What you will do:
Without including any images, repeat the data exactly.

Provided material:
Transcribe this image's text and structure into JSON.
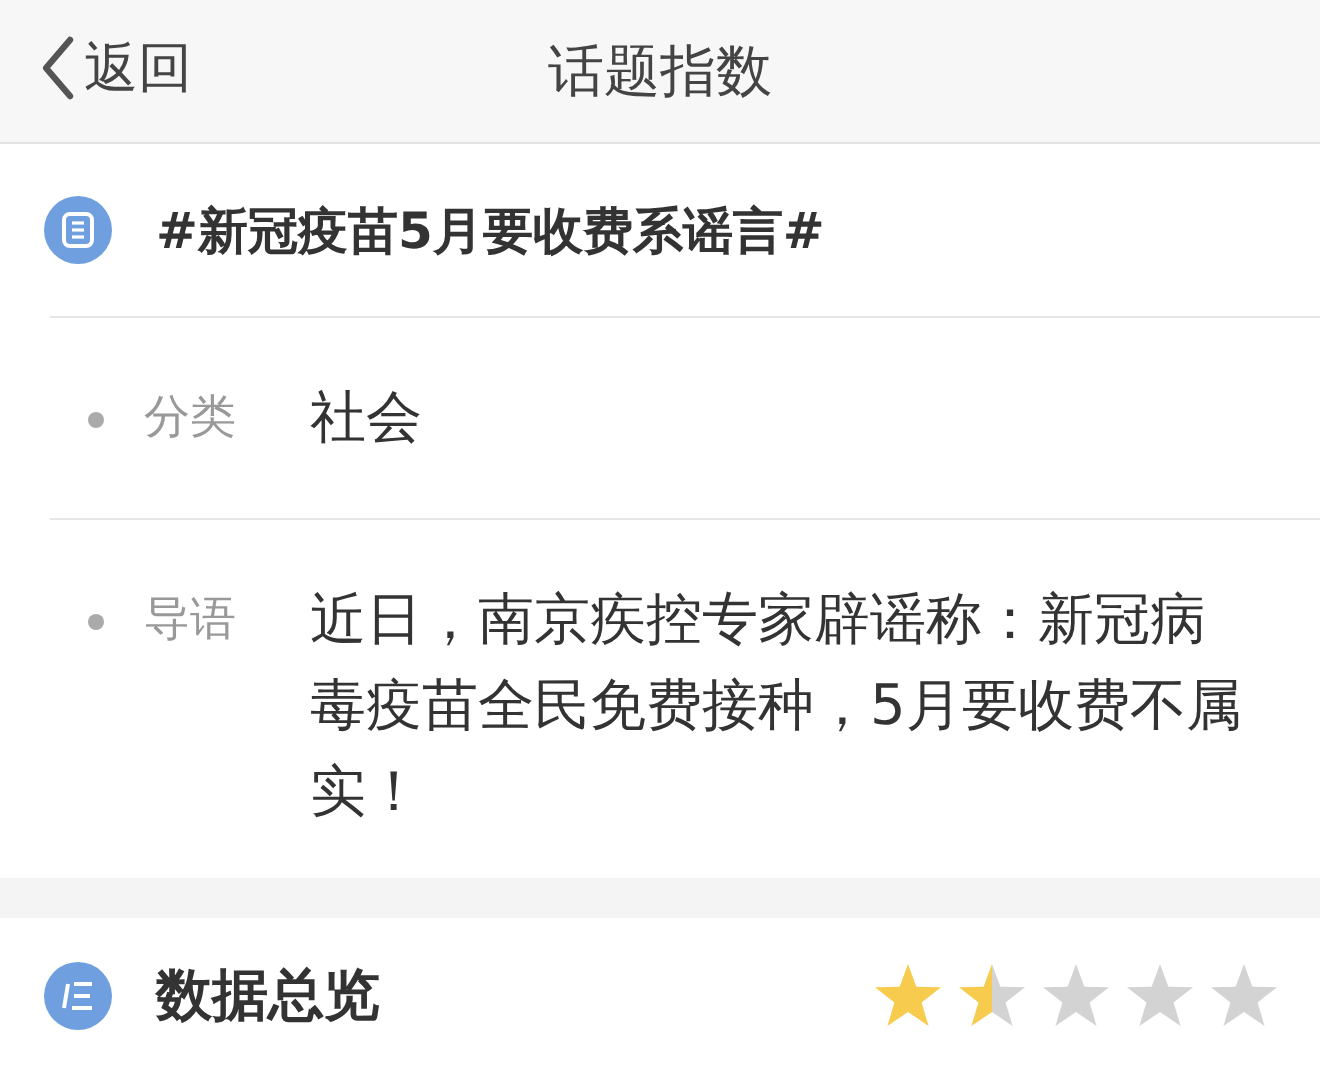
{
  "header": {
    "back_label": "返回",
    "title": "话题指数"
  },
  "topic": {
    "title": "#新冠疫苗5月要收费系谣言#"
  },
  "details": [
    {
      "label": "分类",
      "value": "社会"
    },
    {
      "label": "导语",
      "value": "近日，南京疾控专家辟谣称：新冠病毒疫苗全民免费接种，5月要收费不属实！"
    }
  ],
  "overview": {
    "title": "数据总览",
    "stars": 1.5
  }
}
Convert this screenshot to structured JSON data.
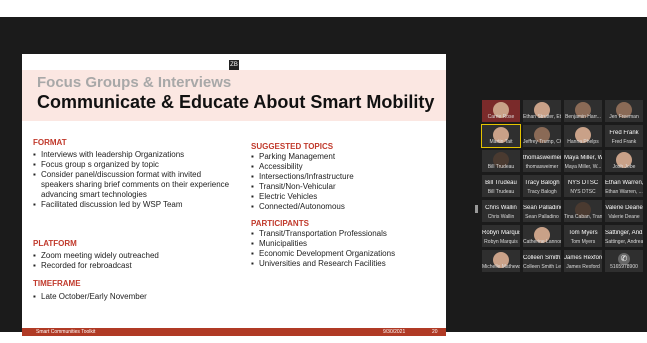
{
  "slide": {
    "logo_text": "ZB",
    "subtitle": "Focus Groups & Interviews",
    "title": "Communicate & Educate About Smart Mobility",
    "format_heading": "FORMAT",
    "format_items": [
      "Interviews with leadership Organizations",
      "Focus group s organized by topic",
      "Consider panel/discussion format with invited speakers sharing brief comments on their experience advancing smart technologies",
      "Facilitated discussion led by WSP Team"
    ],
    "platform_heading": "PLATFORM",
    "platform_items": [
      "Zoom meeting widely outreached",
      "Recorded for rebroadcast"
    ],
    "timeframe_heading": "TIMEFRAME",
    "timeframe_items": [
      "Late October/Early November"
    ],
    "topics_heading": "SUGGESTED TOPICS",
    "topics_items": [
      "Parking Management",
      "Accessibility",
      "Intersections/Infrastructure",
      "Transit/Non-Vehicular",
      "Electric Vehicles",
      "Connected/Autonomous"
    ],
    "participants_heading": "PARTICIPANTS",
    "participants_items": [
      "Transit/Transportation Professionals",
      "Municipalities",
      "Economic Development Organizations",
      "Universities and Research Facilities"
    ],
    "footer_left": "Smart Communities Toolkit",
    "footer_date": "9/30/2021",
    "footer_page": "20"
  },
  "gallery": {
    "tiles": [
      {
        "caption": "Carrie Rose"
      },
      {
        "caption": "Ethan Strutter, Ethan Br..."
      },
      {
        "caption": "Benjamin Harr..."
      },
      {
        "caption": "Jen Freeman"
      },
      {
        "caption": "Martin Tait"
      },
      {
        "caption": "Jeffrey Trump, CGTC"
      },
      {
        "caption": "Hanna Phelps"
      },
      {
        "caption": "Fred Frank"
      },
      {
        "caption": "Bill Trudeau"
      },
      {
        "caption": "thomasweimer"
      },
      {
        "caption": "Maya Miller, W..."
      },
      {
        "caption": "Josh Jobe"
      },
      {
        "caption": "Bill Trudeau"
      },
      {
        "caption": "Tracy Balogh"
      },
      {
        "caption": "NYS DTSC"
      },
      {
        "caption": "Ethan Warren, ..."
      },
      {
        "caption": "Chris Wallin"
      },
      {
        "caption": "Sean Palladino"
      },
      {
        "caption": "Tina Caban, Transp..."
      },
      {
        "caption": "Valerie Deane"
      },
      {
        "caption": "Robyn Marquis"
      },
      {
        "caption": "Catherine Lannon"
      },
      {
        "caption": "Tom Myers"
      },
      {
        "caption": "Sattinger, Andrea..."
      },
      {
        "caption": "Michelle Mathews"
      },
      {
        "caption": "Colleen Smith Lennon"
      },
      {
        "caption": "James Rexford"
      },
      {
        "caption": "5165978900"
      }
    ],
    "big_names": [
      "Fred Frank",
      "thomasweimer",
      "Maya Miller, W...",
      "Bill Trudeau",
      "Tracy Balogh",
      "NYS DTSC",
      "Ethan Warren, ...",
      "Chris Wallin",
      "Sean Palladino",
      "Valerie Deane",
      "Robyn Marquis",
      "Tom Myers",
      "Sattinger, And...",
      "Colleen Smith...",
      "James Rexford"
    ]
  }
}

Result of the exercise:
Transcribe this image's text and structure into JSON.
{
  "header": {
    "back_label": "返回",
    "title": "话题指数"
  },
  "topic": {
    "title": "#新冠疫苗5月要收费系谣言#"
  },
  "details": [
    {
      "label": "分类",
      "value": "社会"
    },
    {
      "label": "导语",
      "value": "近日，南京疾控专家辟谣称：新冠病毒疫苗全民免费接种，5月要收费不属实！"
    }
  ],
  "overview": {
    "title": "数据总览",
    "stars": 1.5
  }
}
Convert this screenshot to structured JSON data.
{
  "slide": {
    "logo_text": "ZB",
    "subtitle": "Focus Groups & Interviews",
    "title": "Communicate & Educate About Smart Mobility",
    "format_heading": "FORMAT",
    "format_items": [
      "Interviews with leadership Organizations",
      "Focus group s organized by topic",
      "Consider panel/discussion format with invited speakers sharing brief comments on their experience advancing smart technologies",
      "Facilitated discussion led by WSP Team"
    ],
    "platform_heading": "PLATFORM",
    "platform_items": [
      "Zoom meeting widely outreached",
      "Recorded for rebroadcast"
    ],
    "timeframe_heading": "TIMEFRAME",
    "timeframe_items": [
      "Late October/Early November"
    ],
    "topics_heading": "SUGGESTED TOPICS",
    "topics_items": [
      "Parking Management",
      "Accessibility",
      "Intersections/Infrastructure",
      "Transit/Non-Vehicular",
      "Electric Vehicles",
      "Connected/Autonomous"
    ],
    "participants_heading": "PARTICIPANTS",
    "participants_items": [
      "Transit/Transportation Professionals",
      "Municipalities",
      "Economic Development Organizations",
      "Universities and Research Facilities"
    ],
    "footer_left": "Smart Communities Toolkit",
    "footer_date": "9/30/2021",
    "footer_page": "20"
  },
  "gallery": {
    "tiles": [
      {
        "caption": "Carrie Rose"
      },
      {
        "caption": "Ethan Strutter, Ethan Br..."
      },
      {
        "caption": "Benjamin Harr..."
      },
      {
        "caption": "Jen Freeman"
      },
      {
        "caption": "Martin Tait"
      },
      {
        "caption": "Jeffrey Trump, CGTC"
      },
      {
        "caption": "Hanna Phelps"
      },
      {
        "caption": "Fred Frank"
      },
      {
        "caption": "Bill Trudeau"
      },
      {
        "caption": "thomasweimer"
      },
      {
        "caption": "Maya Miller, W..."
      },
      {
        "caption": "Josh Jobe"
      },
      {
        "caption": "Bill Trudeau"
      },
      {
        "caption": "Tracy Balogh"
      },
      {
        "caption": "NYS DTSC"
      },
      {
        "caption": "Ethan Warren, ..."
      },
      {
        "caption": "Chris Wallin"
      },
      {
        "caption": "Sean Palladino"
      },
      {
        "caption": "Tina Caban, Transp..."
      },
      {
        "caption": "Valerie Deane"
      },
      {
        "caption": "Robyn Marquis"
      },
      {
        "caption": "Catherine Lannon"
      },
      {
        "caption": "Tom Myers"
      },
      {
        "caption": "Sattinger, Andrea..."
      },
      {
        "caption": "Michelle Mathews"
      },
      {
        "caption": "Colleen Smith Lennon"
      },
      {
        "caption": "James Rexford"
      },
      {
        "caption": "5165978900"
      }
    ],
    "big_names": [
      "Fred Frank",
      "thomasweimer",
      "Maya Miller, W...",
      "Bill Trudeau",
      "Tracy Balogh",
      "NYS DTSC",
      "Ethan Warren, ...",
      "Chris Wallin",
      "Sean Palladino",
      "Valerie Deane",
      "Robyn Marquis",
      "Tom Myers",
      "Sattinger, And...",
      "Colleen Smith...",
      "James Rexford"
    ]
  }
}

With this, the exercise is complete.